**Instructions for the task**
A line counts if it contains the string "this"; say how many such lines there are, giving only the number.

== Provided entries

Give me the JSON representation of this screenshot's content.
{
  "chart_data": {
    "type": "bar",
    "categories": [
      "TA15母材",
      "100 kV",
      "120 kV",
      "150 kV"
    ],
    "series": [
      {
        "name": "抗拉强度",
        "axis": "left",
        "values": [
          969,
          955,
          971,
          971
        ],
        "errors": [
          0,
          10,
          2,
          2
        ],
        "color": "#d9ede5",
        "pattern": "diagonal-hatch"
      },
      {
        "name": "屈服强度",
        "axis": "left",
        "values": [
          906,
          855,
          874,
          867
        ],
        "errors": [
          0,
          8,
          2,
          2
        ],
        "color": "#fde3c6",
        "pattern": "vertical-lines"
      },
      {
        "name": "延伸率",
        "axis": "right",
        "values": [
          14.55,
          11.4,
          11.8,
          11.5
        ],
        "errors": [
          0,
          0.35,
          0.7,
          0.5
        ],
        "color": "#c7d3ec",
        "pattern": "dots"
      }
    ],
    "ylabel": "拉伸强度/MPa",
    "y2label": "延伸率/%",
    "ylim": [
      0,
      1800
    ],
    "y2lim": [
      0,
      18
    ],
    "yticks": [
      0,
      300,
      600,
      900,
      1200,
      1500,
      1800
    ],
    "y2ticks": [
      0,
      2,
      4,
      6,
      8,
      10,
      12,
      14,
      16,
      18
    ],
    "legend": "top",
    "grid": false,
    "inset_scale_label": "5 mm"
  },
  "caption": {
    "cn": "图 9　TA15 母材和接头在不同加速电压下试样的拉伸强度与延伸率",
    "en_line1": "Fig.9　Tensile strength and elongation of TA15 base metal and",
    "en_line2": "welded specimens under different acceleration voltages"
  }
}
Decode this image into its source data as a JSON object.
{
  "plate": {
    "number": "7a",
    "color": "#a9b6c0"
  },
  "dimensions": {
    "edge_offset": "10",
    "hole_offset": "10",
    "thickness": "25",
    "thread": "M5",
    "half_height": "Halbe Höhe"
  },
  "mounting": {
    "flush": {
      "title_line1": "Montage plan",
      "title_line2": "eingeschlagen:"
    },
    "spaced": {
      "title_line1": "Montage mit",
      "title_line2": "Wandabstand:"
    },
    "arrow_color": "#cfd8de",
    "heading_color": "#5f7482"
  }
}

====

**Written solution**
2